>>>
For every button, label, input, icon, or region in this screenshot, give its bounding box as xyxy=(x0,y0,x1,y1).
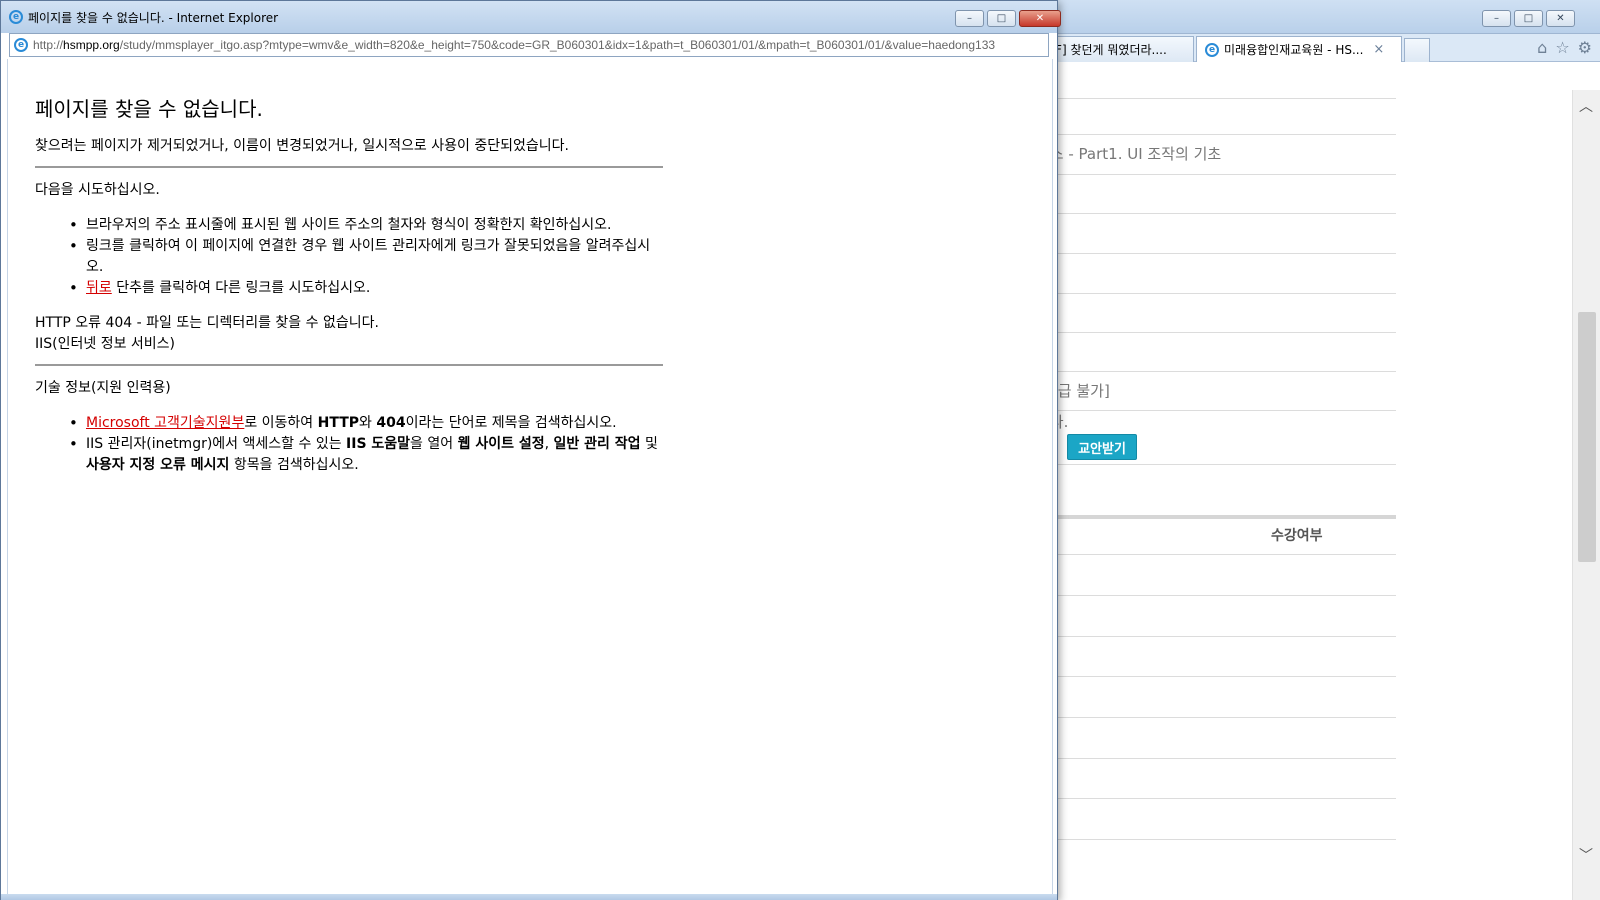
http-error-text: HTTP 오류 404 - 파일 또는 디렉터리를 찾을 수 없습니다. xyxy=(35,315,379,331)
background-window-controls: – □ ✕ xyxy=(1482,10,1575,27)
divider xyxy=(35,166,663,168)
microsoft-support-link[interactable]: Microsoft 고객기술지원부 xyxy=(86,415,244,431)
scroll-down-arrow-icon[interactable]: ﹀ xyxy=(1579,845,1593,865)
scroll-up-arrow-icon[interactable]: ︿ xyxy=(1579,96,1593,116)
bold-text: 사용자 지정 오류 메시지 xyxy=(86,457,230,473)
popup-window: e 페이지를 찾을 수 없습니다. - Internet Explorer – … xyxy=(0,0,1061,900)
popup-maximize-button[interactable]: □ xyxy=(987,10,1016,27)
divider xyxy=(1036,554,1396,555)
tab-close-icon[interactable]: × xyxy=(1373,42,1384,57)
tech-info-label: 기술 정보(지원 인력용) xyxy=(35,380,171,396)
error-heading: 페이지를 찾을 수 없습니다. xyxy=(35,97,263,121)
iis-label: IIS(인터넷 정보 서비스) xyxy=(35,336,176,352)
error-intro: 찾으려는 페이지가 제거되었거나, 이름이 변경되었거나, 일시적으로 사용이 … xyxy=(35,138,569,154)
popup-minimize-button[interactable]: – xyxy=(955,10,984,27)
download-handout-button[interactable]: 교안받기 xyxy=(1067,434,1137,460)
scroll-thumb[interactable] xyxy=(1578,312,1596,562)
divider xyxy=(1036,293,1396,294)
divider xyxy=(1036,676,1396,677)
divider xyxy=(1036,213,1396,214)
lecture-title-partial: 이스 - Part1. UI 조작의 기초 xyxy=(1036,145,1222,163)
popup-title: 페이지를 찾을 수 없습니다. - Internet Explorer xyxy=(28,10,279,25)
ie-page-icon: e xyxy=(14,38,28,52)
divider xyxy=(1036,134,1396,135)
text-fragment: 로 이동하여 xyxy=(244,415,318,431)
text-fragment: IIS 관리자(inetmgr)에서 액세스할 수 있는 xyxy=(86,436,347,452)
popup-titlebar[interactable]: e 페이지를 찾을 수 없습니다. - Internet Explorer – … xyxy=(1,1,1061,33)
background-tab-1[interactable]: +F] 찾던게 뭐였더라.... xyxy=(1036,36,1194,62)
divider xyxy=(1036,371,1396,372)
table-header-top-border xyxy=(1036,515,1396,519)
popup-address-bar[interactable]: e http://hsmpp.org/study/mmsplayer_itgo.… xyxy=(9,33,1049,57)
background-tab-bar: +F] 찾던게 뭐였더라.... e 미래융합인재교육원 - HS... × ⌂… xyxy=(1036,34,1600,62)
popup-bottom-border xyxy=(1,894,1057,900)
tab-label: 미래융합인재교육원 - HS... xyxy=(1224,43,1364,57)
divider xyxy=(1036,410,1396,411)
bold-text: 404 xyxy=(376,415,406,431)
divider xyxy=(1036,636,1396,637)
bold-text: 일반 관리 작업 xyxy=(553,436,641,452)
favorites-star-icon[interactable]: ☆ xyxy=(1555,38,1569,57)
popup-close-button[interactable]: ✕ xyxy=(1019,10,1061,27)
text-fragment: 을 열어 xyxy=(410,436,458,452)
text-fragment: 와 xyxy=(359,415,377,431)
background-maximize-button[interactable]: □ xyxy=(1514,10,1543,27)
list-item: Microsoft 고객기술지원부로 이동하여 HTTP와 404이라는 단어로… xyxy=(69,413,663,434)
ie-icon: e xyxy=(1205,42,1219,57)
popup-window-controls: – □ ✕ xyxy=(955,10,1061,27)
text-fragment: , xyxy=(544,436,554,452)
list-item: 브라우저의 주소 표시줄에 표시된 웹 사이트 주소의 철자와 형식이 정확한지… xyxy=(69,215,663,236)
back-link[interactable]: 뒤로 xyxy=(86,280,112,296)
<<<
» Challenge
Copy out every line of the listing above verbatim, leaving out the picture placeholders.

» Answer for this exercise
For every button, label, input, icon, or region in this screenshot, give its bounding box as xyxy=(x0,y0,x1,y1).
http-error-text: HTTP 오류 404 - 파일 또는 디렉터리를 찾을 수 없습니다. xyxy=(35,315,379,331)
background-window-controls: – □ ✕ xyxy=(1482,10,1575,27)
divider xyxy=(35,166,663,168)
microsoft-support-link[interactable]: Microsoft 고객기술지원부 xyxy=(86,415,244,431)
scroll-down-arrow-icon[interactable]: ﹀ xyxy=(1579,845,1593,865)
scroll-up-arrow-icon[interactable]: ︿ xyxy=(1579,96,1593,116)
bold-text: 사용자 지정 오류 메시지 xyxy=(86,457,230,473)
popup-window: e 페이지를 찾을 수 없습니다. - Internet Explorer – … xyxy=(0,0,1061,900)
popup-maximize-button[interactable]: □ xyxy=(987,10,1016,27)
divider xyxy=(1036,554,1396,555)
tab-close-icon[interactable]: × xyxy=(1373,42,1384,57)
tech-info-label: 기술 정보(지원 인력용) xyxy=(35,380,171,396)
error-heading: 페이지를 찾을 수 없습니다. xyxy=(35,97,263,121)
iis-label: IIS(인터넷 정보 서비스) xyxy=(35,336,176,352)
error-intro: 찾으려는 페이지가 제거되었거나, 이름이 변경되었거나, 일시적으로 사용이 … xyxy=(35,138,569,154)
popup-minimize-button[interactable]: – xyxy=(955,10,984,27)
download-handout-button[interactable]: 교안받기 xyxy=(1067,434,1137,460)
scroll-thumb[interactable] xyxy=(1578,312,1596,562)
divider xyxy=(1036,293,1396,294)
divider xyxy=(1036,676,1396,677)
divider xyxy=(1036,213,1396,214)
lecture-title-partial: 이스 - Part1. UI 조작의 기초 xyxy=(1036,145,1222,163)
popup-title: 페이지를 찾을 수 없습니다. - Internet Explorer xyxy=(28,10,279,25)
ie-page-icon: e xyxy=(14,38,28,52)
divider xyxy=(1036,134,1396,135)
text-fragment: 로 이동하여 xyxy=(244,415,318,431)
text-fragment: IIS 관리자(inetmgr)에서 액세스할 수 있는 xyxy=(86,436,347,452)
popup-titlebar[interactable]: e 페이지를 찾을 수 없습니다. - Internet Explorer – … xyxy=(1,1,1061,33)
background-tab-1[interactable]: +F] 찾던게 뭐였더라.... xyxy=(1036,36,1194,62)
divider xyxy=(1036,371,1396,372)
table-header-top-border xyxy=(1036,515,1396,519)
popup-address-bar[interactable]: e http://hsmpp.org/study/mmsplayer_itgo.… xyxy=(9,33,1049,57)
background-tab-bar: +F] 찾던게 뭐였더라.... e 미래융합인재교육원 - HS... × ⌂… xyxy=(1036,34,1600,62)
popup-bottom-border xyxy=(1,894,1057,900)
tab-label: 미래융합인재교육원 - HS... xyxy=(1224,43,1364,57)
divider xyxy=(1036,410,1396,411)
bold-text: 404 xyxy=(376,415,406,431)
divider xyxy=(1036,636,1396,637)
bold-text: 일반 관리 작업 xyxy=(553,436,641,452)
favorites-star-icon[interactable]: ☆ xyxy=(1555,38,1569,57)
popup-close-button[interactable]: ✕ xyxy=(1019,10,1061,27)
text-fragment: 을 열어 xyxy=(410,436,458,452)
text-fragment: 와 xyxy=(359,415,377,431)
background-maximize-button[interactable]: □ xyxy=(1514,10,1543,27)
list-item: Microsoft 고객기술지원부로 이동하여 HTTP와 404이라는 단어로… xyxy=(69,413,663,434)
ie-icon: e xyxy=(1205,42,1219,57)
popup-window-controls: – □ ✕ xyxy=(955,10,1061,27)
text-fragment: , xyxy=(544,436,554,452)
list-item: 브라우저의 주소 표시줄에 표시된 웹 사이트 주소의 철자와 형식이 정확한지… xyxy=(69,215,663,236)
back-link[interactable]: 뒤로 xyxy=(86,280,112,296)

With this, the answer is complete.